- The request -
Lay out the full listing as a two-column CSV with the headers "prompt" and "completion," one row per entry, placing each entry's text and its answer in a single quoted field with line breaks replaced by spaces. Omit the pictures.

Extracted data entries
* * * * * * *
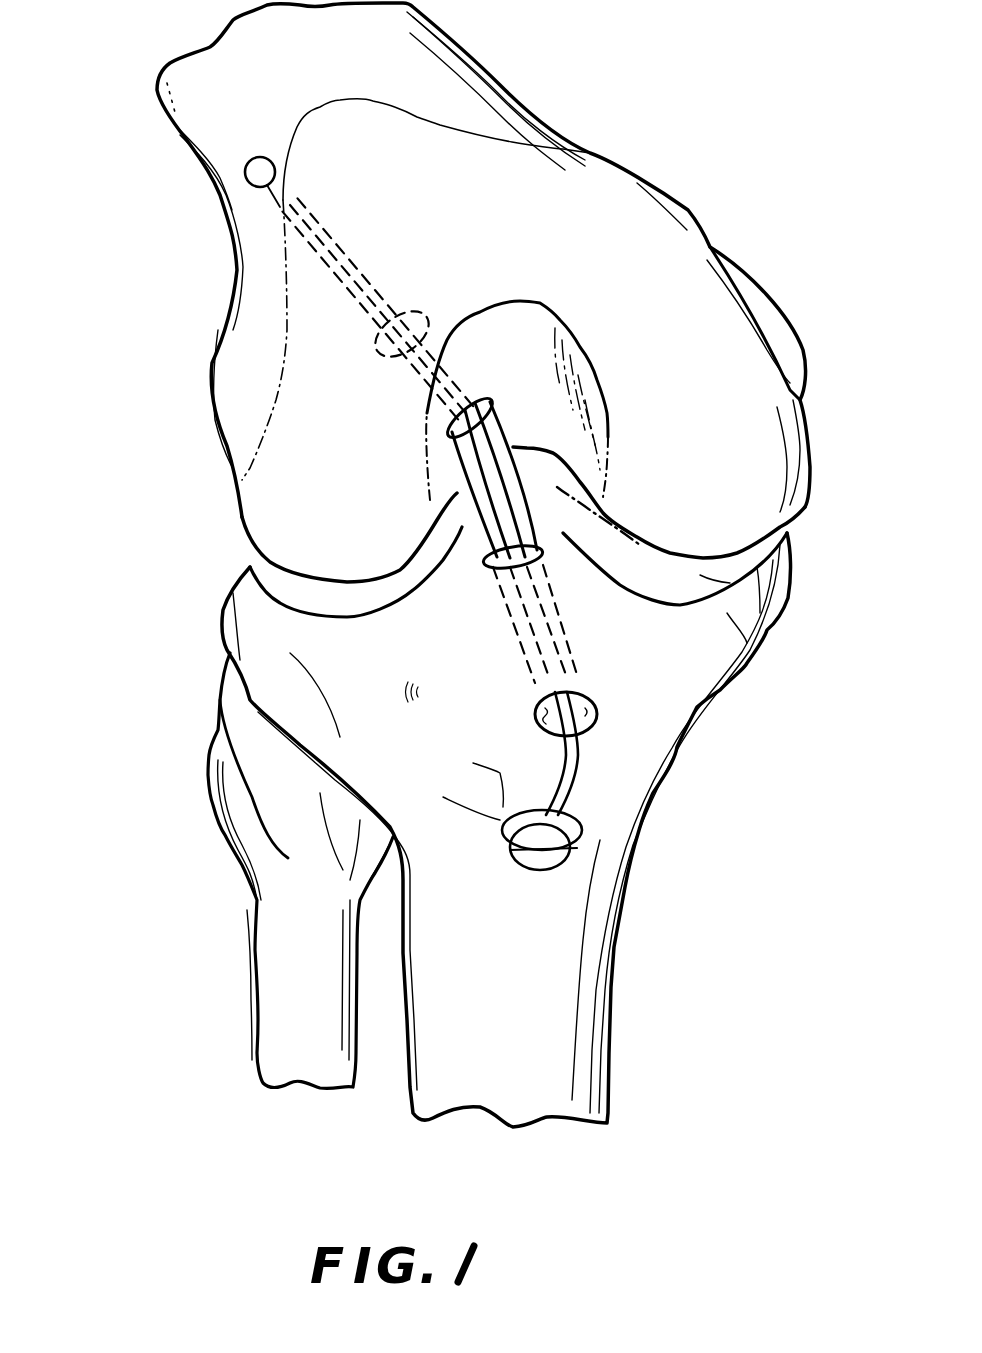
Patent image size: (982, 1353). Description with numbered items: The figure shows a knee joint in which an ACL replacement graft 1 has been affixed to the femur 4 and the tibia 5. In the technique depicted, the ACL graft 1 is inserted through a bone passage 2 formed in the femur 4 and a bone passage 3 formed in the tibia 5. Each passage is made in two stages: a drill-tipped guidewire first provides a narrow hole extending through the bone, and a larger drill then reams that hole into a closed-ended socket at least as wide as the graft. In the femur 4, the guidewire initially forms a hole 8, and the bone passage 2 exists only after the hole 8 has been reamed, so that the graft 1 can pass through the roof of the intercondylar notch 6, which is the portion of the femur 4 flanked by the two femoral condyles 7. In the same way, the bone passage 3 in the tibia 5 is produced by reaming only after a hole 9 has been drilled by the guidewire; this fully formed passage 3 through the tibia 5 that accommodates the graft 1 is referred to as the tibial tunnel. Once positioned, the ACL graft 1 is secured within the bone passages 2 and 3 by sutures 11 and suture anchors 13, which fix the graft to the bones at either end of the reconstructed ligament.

The ACL graft 1 is at (490, 403).
The bone passage 2 is at (434, 339).
The bone passage 3 is at (547, 587).
The femur 4 is at (478, 42).
The tibia 5 is at (635, 1058).
The intercondylar notch 6 is at (502, 292).
The femoral condyles 7 is at (265, 525).
The hole 8 is at (307, 250).
The hole 9 is at (547, 683).
The sutures 11 is at (280, 197).
The suture anchors 13 is at (268, 161).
* * * * * * *
- The reply -
prompt,completion
"Patent image size: (982, 1353). Description with numbered items: The figure shows a knee joint in which an ACL replacement graft 1 has been affixed to the femur 4 and the tibia 5. In the technique depicted, the ACL graft 1 is inserted through a bone passage 2 formed in the femur 4 and a bone passage 3 formed in the tibia 5. Each passage is made in two stages: a drill-tipped guidewire first provides a narrow hole extending through the bone, and a larger drill then reams that hole into a closed-ended socket at least as wide as the graft. In the femur 4, the guidewire initially forms a hole 8, and the bone passage 2 exists only after the hole 8 has been reamed, so that the graft 1 can pass through the roof of the intercondylar notch 6, which is the portion of the femur 4 flanked by the two femoral condyles 7. In the same way, the bone passage 3 in the tibia 5 is produced by reaming only after a hole 9 has been drilled by the guidewire; this fully formed passage 3 through the tibia 5 that accommodates the graft 1 is referred to as the tibial tunnel. Once positioned, the ACL graft 1 is secured within the bone passages 2 and 3 by sutures 11 and suture anchors 13, which fix the graft to the bones at either end of the reconstructed ligament.","The ACL graft 1 is at (490, 403). The bone passage 2 is at (434, 339). The bone passage 3 is at (547, 587). The femur 4 is at (478, 42). The tibia 5 is at (635, 1058). The intercondylar notch 6 is at (502, 292). The femoral condyles 7 is at (265, 525). The hole 8 is at (307, 250). The hole 9 is at (547, 683). The sutures 11 is at (280, 197). The suture anchors 13 is at (268, 161)."